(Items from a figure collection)
=-=-=-=-=

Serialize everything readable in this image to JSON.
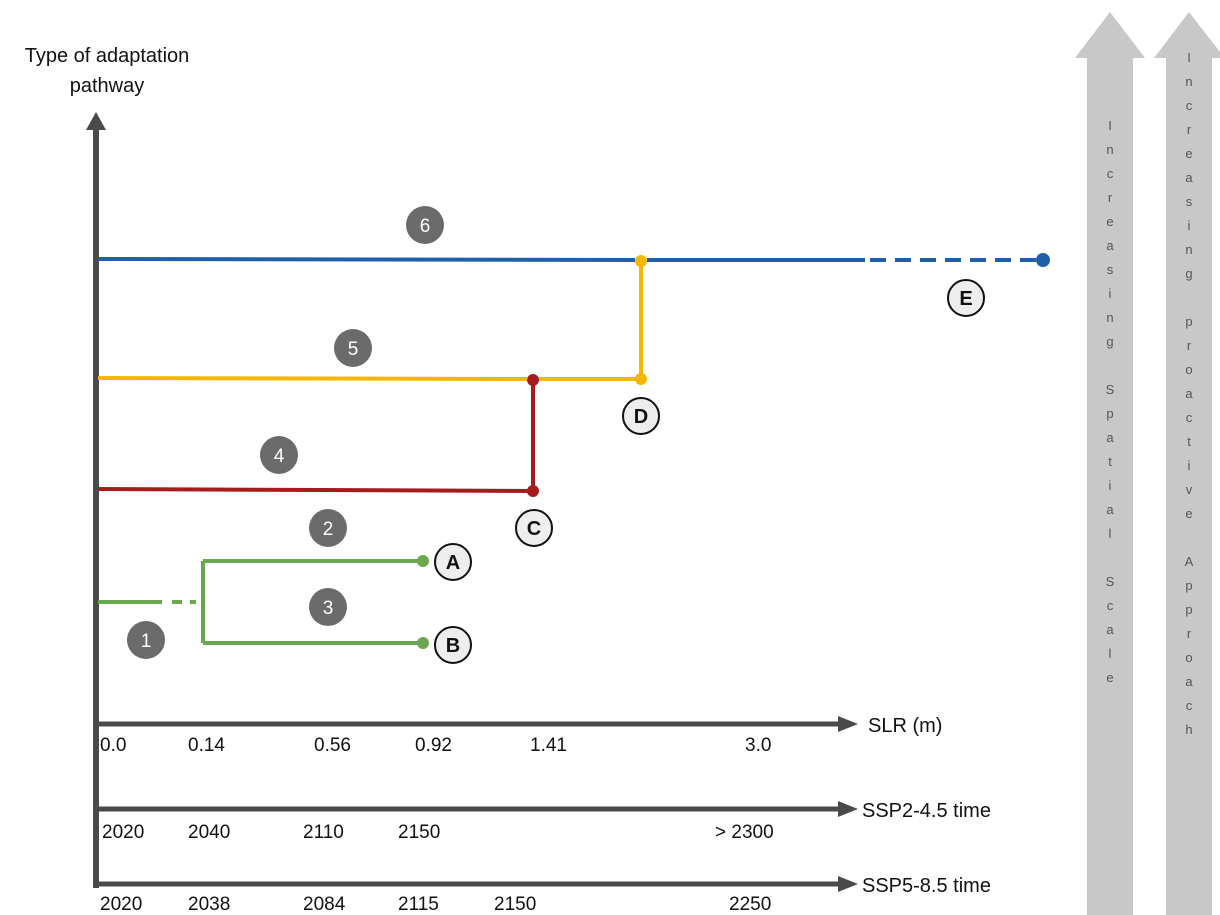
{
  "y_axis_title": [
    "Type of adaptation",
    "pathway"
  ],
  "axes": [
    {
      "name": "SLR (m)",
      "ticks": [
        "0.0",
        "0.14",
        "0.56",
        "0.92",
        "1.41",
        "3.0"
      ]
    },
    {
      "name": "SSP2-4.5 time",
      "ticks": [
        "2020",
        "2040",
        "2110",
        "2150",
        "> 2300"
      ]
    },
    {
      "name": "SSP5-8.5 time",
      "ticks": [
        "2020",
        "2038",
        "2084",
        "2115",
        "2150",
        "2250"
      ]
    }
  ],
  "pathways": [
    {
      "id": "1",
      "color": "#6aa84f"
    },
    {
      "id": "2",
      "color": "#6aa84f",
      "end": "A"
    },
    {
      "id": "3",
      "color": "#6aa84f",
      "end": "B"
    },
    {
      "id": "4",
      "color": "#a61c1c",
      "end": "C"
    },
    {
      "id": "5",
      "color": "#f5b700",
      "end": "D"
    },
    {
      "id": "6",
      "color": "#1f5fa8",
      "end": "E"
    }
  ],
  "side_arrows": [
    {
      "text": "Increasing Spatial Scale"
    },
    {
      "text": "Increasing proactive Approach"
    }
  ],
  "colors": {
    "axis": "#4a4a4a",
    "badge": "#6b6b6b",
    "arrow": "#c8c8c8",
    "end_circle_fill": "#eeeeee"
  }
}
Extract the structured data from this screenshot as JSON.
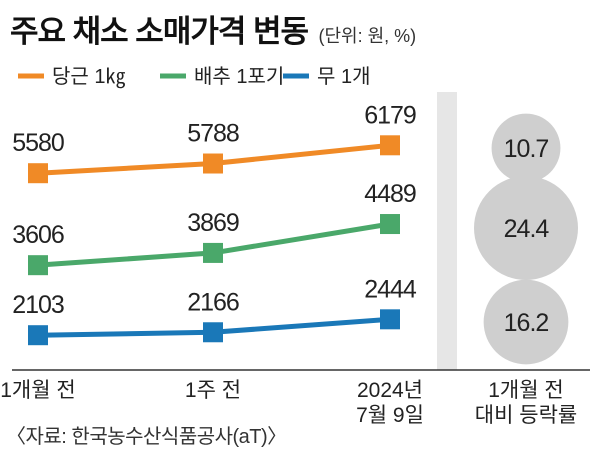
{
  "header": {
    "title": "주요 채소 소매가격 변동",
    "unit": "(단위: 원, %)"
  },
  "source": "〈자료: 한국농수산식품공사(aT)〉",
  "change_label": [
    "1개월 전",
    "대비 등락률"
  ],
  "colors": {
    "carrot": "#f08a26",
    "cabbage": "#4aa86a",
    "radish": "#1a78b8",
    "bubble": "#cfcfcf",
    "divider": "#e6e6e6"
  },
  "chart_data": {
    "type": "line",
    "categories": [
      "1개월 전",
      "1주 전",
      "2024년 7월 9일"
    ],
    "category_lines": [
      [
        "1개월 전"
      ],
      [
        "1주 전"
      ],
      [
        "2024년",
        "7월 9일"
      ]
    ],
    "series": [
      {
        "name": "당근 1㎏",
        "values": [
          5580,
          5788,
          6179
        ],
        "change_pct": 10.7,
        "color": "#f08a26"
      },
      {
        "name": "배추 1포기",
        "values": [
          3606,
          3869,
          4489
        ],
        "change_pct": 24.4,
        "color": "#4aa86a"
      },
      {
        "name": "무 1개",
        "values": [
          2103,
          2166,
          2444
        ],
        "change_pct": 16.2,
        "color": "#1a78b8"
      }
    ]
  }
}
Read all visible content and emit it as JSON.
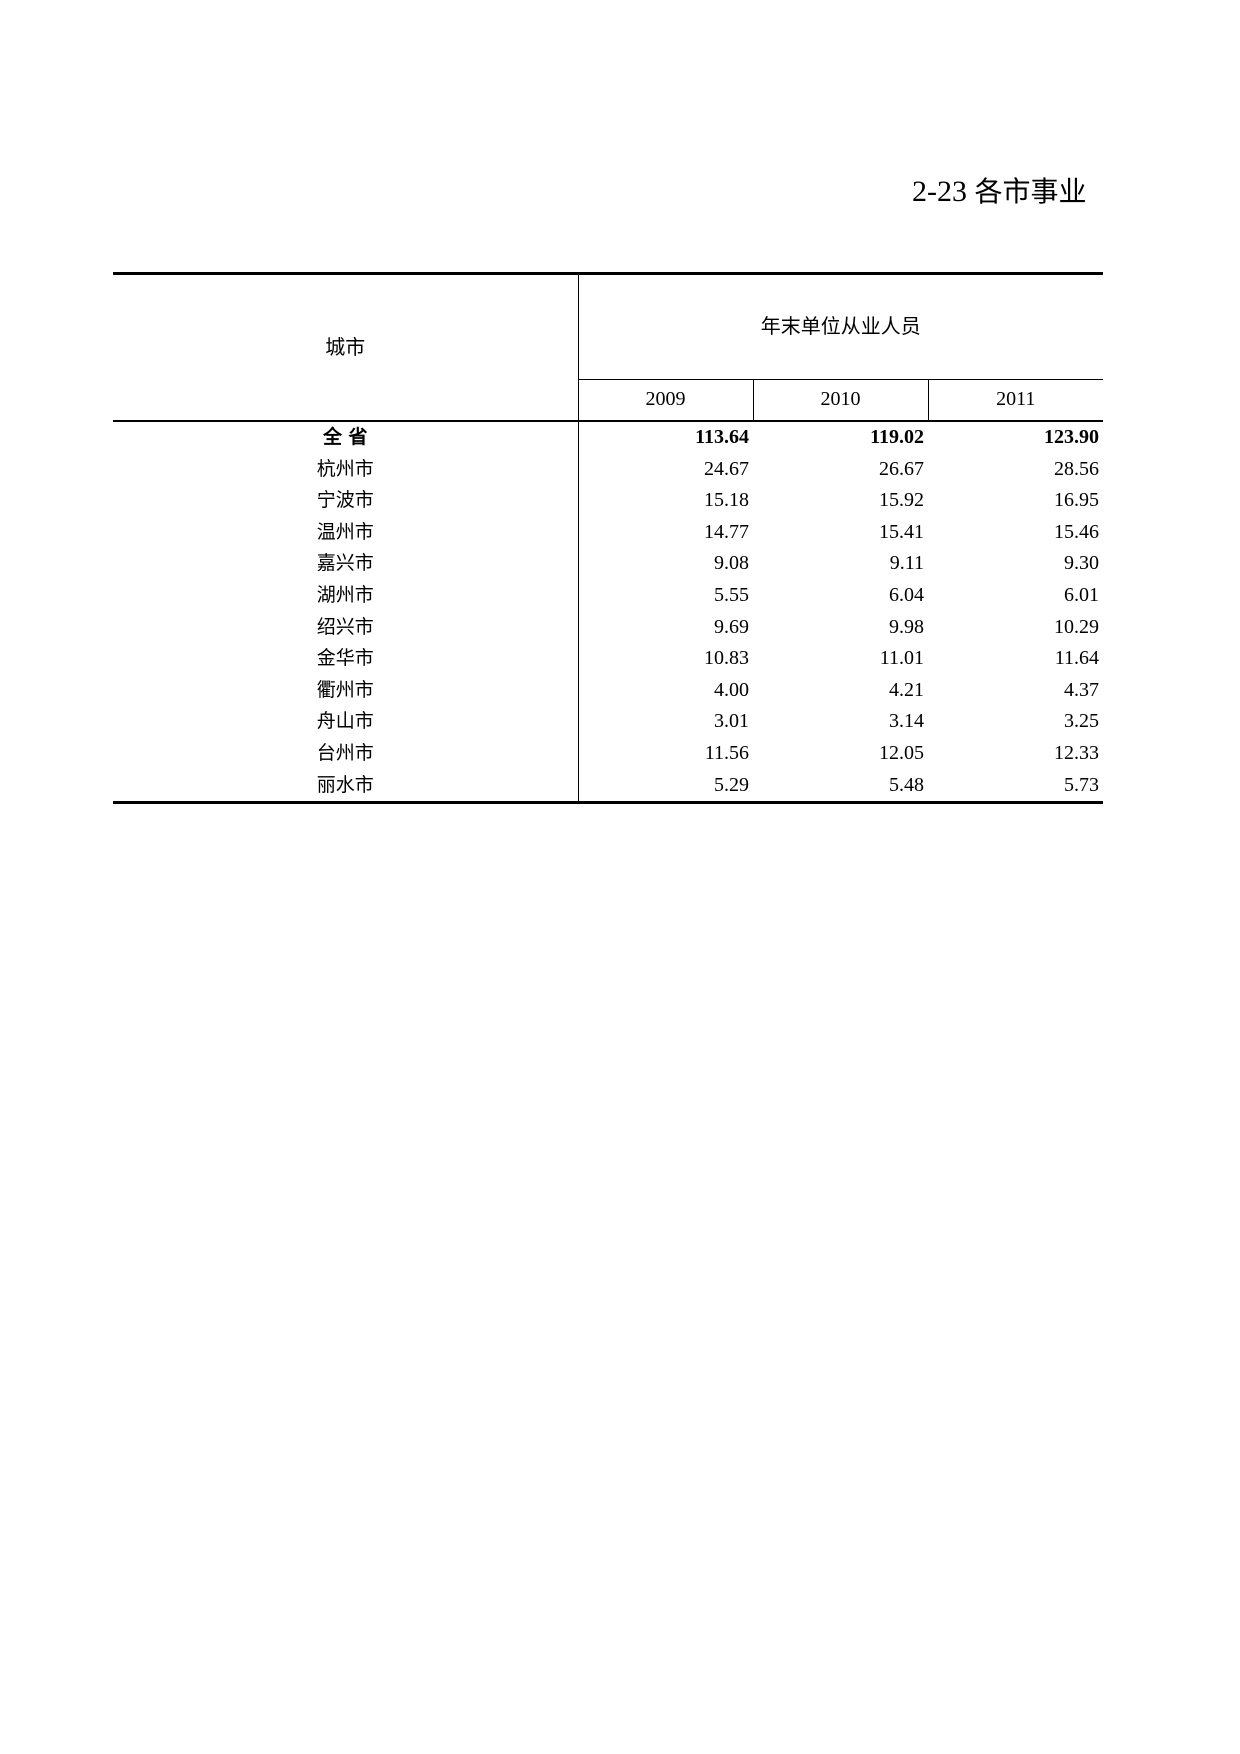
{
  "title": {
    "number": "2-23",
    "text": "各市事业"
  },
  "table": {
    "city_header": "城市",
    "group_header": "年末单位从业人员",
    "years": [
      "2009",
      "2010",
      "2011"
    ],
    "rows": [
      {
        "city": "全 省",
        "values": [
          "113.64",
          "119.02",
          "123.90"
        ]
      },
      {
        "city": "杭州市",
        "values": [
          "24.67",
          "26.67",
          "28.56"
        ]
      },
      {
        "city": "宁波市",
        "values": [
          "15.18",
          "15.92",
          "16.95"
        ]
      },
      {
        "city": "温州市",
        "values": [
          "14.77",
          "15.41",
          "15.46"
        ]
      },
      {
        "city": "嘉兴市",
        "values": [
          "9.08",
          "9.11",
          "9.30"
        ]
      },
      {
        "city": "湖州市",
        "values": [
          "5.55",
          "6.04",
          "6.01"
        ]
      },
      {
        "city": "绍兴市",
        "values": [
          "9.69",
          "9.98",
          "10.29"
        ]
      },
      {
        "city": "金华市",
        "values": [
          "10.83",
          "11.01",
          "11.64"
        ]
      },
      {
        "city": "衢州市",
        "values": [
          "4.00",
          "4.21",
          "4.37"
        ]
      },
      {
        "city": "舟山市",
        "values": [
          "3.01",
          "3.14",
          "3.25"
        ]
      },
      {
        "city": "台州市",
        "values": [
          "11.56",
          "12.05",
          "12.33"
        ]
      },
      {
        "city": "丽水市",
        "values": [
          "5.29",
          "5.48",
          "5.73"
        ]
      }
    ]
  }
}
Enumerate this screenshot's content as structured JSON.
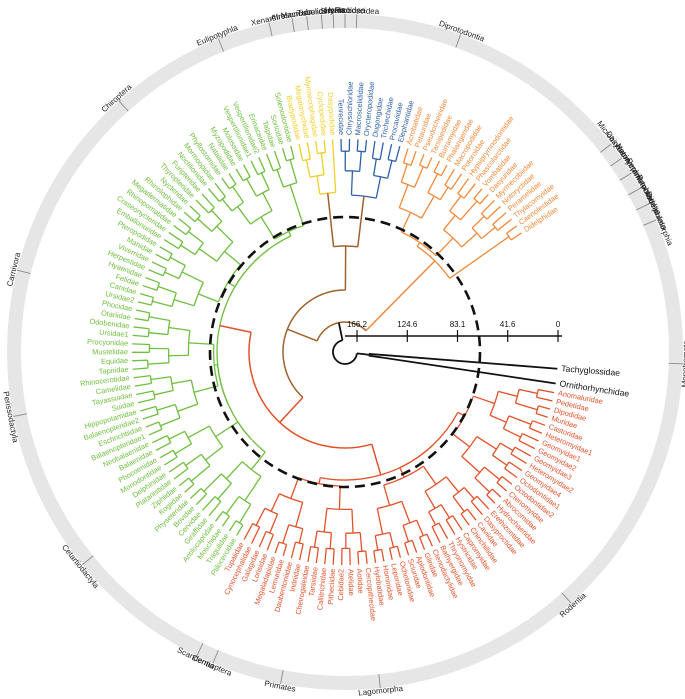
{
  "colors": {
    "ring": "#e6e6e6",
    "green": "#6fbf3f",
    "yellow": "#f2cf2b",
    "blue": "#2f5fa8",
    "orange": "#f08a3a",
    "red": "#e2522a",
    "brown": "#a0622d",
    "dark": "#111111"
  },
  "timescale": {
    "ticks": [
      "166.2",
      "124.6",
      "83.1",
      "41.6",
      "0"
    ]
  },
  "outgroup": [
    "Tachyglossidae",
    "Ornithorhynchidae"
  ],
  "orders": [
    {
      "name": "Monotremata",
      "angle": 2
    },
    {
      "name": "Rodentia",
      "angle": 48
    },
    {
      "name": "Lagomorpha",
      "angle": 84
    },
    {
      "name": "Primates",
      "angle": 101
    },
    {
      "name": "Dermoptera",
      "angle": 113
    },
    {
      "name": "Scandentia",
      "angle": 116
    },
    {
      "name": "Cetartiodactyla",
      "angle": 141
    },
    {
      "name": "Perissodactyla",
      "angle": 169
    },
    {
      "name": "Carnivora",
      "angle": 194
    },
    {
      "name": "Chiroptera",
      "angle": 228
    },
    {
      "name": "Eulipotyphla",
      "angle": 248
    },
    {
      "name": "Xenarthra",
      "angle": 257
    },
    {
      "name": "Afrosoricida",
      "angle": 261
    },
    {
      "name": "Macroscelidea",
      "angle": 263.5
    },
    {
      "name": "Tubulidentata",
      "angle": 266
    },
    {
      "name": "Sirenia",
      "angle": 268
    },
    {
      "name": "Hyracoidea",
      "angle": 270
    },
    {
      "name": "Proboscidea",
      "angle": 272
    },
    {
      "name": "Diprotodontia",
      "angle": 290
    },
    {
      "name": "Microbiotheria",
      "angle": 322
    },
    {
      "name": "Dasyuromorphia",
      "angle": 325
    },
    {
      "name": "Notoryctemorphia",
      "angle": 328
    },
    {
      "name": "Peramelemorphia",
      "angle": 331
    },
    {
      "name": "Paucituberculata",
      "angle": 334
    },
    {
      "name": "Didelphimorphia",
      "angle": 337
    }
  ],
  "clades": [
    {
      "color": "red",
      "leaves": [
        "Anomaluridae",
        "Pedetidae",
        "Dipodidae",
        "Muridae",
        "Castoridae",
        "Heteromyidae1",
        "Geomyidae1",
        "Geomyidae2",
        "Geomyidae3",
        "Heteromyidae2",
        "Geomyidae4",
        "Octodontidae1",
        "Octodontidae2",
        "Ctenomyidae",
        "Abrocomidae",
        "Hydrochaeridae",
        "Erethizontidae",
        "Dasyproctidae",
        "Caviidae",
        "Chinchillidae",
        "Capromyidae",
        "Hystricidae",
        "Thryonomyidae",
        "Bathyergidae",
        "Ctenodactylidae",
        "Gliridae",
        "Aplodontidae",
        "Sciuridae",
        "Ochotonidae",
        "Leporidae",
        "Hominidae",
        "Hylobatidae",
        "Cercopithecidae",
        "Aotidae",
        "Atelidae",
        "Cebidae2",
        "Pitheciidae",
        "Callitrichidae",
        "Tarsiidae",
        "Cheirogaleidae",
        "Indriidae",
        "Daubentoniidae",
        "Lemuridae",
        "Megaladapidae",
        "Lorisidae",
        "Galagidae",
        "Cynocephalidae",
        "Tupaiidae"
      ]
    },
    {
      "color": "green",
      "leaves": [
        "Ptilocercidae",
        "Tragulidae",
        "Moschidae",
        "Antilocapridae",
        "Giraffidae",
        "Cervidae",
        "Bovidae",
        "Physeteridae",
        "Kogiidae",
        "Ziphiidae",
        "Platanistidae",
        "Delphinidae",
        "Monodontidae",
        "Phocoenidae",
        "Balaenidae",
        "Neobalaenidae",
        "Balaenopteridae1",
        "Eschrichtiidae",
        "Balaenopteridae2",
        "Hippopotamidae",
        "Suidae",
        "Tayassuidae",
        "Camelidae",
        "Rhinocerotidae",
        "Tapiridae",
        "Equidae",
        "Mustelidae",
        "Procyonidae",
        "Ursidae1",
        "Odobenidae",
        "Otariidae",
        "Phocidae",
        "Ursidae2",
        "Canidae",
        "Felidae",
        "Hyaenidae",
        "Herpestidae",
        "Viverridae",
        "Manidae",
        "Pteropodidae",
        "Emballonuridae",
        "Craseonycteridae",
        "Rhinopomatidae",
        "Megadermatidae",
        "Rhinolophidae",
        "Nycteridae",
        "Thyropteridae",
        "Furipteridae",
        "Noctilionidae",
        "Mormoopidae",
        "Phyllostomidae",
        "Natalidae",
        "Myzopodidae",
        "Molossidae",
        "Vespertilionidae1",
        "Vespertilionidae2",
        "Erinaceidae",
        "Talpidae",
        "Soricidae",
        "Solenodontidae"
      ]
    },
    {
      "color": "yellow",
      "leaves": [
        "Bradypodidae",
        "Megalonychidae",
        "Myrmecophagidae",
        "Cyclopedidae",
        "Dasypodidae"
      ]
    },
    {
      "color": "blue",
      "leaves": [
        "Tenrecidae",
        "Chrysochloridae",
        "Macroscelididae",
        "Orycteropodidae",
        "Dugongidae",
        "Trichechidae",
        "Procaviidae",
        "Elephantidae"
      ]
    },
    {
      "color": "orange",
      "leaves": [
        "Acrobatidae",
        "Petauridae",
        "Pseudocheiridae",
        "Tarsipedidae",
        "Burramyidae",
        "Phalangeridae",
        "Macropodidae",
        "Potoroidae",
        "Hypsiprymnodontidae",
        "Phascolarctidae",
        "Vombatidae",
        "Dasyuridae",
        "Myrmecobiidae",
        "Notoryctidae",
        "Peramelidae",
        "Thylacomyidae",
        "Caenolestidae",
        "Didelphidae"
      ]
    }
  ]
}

=-=-=-=-=

* [EXERCISE TASK]
Identify the lines in the entries above that contain "JSON", then copy them out.

* [CORRECT OUTPUT]
Serialize everything readable in this image to JSON.
Extract the structured data from this screenshot as JSON.
Read all visible content and emit it as JSON.
Enumerate this screenshot's content as structured JSON.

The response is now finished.